[Figure contents as structured data]
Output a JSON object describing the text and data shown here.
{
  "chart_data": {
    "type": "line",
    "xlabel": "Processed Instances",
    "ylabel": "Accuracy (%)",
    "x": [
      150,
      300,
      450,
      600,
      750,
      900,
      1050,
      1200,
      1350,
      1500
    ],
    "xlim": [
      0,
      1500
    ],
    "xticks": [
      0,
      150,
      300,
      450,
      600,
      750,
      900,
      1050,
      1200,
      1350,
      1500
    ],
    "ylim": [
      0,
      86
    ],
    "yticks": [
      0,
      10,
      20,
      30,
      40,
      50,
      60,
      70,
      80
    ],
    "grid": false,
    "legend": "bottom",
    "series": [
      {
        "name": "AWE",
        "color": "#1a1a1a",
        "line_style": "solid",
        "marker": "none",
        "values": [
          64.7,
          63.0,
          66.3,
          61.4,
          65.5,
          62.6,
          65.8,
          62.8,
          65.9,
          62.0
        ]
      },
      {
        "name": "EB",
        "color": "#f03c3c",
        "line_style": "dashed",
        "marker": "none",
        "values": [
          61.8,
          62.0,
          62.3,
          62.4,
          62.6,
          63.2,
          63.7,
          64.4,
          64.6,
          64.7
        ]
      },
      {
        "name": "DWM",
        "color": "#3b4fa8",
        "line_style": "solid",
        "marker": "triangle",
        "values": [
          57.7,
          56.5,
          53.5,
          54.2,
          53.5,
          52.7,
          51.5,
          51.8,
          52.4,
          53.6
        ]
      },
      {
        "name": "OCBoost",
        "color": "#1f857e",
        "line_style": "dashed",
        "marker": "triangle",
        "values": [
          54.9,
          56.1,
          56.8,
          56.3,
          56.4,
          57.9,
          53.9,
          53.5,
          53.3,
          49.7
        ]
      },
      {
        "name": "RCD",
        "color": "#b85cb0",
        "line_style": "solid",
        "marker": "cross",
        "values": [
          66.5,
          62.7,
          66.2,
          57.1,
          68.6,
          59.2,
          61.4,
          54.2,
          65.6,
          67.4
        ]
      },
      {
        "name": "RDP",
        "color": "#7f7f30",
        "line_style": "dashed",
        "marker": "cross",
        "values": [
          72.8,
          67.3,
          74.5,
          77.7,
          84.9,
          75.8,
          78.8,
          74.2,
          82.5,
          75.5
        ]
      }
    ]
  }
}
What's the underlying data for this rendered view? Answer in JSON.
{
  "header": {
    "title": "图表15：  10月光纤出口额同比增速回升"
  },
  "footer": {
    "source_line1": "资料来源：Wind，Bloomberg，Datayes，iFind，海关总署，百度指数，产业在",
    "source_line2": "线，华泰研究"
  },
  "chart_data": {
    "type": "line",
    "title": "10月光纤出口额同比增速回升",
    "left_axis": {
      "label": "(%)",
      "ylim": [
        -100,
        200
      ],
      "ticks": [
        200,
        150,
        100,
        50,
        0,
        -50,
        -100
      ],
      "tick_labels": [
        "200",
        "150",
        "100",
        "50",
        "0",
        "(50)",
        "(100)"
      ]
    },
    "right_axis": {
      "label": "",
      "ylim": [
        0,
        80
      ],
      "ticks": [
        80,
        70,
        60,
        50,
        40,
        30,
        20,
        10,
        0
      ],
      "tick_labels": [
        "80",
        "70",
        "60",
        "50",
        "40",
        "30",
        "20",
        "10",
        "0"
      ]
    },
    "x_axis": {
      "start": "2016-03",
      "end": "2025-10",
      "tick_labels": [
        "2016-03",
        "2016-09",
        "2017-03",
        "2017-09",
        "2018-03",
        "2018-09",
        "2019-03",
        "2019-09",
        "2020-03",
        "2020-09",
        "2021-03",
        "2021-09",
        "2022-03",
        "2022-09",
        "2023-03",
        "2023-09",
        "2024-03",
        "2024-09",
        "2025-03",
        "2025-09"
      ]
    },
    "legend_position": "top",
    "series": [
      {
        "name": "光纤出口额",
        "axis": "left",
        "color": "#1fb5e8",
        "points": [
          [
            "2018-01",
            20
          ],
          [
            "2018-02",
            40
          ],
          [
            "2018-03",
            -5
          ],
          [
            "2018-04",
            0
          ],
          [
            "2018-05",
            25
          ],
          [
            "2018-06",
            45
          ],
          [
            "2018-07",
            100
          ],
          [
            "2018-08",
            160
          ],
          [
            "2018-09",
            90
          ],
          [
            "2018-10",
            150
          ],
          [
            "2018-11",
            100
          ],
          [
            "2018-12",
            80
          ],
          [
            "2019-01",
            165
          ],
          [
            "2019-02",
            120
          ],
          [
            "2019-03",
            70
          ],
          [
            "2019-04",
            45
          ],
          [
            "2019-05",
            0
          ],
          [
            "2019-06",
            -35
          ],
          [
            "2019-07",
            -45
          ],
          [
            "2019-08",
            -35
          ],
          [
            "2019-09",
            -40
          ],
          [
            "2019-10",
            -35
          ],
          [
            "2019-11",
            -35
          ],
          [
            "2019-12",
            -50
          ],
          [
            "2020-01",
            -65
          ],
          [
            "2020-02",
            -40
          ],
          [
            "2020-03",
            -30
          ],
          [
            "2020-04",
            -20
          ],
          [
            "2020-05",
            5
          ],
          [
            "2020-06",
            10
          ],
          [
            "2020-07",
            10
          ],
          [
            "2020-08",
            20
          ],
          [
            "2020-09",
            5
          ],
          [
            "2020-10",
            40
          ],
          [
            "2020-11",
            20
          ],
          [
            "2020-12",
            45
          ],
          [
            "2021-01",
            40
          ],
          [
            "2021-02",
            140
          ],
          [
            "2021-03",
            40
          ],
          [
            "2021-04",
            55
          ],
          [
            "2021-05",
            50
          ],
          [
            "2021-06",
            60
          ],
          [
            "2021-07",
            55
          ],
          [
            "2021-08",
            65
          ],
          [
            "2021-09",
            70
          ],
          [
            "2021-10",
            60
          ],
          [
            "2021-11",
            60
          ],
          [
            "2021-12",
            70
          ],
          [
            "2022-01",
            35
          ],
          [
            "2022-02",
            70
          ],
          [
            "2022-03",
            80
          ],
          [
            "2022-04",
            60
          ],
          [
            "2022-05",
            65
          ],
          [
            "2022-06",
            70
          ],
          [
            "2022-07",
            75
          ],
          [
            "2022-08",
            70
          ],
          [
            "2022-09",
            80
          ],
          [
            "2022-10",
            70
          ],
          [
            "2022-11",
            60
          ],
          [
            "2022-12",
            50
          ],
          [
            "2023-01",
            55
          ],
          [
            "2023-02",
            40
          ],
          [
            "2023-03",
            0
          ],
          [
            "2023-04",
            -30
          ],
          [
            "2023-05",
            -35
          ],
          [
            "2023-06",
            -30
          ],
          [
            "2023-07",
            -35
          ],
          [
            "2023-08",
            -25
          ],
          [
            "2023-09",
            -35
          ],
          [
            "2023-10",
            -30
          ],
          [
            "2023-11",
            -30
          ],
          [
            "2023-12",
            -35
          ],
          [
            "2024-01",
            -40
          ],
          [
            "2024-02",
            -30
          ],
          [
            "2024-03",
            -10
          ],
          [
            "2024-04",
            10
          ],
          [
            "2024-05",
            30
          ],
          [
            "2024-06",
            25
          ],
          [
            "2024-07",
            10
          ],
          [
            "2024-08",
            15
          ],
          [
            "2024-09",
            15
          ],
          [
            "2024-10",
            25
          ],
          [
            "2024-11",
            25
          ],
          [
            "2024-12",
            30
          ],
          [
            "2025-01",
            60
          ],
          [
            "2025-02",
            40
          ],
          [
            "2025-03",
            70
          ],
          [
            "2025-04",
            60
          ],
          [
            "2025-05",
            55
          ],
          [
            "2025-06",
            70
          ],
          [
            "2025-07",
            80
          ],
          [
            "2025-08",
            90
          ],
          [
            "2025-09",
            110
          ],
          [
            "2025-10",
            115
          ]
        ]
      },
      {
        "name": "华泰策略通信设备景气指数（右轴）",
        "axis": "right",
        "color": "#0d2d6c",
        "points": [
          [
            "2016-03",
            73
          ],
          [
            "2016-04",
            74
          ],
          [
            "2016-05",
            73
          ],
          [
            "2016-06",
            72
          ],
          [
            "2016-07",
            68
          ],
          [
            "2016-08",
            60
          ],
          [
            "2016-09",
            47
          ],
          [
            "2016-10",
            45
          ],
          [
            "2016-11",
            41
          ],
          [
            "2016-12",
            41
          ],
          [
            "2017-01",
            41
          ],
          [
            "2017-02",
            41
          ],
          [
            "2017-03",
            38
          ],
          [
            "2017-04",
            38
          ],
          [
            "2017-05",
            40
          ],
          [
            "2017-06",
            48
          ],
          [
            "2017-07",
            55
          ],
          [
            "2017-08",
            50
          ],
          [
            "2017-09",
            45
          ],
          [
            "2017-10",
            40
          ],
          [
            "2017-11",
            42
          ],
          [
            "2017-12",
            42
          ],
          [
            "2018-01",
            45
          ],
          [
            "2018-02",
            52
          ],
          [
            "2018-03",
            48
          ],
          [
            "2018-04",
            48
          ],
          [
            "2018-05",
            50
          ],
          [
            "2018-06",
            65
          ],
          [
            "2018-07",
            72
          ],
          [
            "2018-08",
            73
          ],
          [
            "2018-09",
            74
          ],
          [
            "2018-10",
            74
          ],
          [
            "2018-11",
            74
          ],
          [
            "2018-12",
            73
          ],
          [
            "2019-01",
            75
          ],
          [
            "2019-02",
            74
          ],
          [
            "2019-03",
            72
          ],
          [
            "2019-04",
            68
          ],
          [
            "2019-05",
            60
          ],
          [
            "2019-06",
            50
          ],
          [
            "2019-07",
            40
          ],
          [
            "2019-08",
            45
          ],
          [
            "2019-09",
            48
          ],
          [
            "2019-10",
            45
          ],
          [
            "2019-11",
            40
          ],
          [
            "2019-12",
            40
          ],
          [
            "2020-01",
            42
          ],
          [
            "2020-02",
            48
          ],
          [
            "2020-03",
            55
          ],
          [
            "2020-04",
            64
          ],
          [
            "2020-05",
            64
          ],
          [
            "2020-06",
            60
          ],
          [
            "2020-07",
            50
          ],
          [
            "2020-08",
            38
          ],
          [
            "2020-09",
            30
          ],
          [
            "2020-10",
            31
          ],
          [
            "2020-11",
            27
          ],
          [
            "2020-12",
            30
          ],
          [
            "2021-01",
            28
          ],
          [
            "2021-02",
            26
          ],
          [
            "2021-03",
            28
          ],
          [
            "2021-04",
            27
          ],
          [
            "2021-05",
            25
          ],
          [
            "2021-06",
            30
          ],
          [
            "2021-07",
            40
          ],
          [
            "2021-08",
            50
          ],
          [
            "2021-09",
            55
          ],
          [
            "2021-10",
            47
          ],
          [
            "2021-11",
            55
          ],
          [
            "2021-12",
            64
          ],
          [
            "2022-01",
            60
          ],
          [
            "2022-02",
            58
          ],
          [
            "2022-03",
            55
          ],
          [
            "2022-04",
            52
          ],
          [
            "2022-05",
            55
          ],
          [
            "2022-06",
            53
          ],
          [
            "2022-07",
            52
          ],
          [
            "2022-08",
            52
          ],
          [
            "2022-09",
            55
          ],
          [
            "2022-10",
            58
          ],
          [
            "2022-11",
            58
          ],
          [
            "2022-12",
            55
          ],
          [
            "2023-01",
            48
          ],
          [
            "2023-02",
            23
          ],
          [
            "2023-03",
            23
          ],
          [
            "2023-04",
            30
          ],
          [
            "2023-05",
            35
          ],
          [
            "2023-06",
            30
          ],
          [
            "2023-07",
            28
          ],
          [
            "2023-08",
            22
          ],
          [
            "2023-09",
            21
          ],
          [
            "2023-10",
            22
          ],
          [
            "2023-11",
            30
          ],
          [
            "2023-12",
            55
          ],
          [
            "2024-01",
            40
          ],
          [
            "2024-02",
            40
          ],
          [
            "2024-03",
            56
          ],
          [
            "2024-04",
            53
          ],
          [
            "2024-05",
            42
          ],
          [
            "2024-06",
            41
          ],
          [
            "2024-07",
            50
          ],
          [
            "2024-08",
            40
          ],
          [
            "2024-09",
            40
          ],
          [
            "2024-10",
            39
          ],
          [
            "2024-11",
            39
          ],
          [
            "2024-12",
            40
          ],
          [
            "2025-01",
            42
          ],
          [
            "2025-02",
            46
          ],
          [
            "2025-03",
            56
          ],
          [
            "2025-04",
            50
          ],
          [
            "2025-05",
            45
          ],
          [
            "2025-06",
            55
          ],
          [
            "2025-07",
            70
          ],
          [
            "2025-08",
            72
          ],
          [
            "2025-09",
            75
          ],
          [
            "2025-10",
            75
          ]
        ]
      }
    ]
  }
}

### To be done
Read the data above and pull out each line that holds the string "JSON".

### Response below
Output a JSON object describing the text and data shown here.
What's the underlying data for this rendered view? Answer in JSON.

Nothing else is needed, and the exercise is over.